### WRITTEN TASK
In the material below, find every line with "between" and pull it out.

:: STORED DATA ::

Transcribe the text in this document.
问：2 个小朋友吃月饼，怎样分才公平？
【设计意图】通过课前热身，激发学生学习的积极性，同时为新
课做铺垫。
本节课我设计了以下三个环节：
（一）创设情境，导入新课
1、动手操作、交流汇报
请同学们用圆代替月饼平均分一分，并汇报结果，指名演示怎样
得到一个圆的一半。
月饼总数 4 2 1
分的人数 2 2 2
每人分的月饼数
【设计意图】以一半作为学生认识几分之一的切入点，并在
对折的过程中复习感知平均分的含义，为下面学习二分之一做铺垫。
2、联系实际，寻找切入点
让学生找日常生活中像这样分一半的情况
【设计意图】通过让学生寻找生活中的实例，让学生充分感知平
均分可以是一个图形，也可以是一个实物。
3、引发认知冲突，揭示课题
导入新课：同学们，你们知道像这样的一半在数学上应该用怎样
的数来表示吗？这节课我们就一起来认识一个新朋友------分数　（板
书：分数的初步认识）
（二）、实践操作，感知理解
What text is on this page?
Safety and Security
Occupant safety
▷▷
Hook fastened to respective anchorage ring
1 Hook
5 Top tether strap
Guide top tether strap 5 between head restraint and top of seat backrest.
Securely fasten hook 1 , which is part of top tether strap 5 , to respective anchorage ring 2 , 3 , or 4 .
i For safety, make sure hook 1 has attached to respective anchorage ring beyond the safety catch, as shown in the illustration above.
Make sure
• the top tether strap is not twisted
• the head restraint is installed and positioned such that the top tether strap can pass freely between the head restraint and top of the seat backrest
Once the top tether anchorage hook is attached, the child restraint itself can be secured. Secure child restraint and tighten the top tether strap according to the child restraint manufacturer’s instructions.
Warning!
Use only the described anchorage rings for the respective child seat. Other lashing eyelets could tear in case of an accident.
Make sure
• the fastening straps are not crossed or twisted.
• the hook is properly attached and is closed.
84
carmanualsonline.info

:::

### REPLY TO THE TASK
Guide top tether strap 5 between head restraint and top of seat backrest.
• the head restraint is installed and positioned such that the top tether strap can pass freely between the head restraint and top of the seat backrest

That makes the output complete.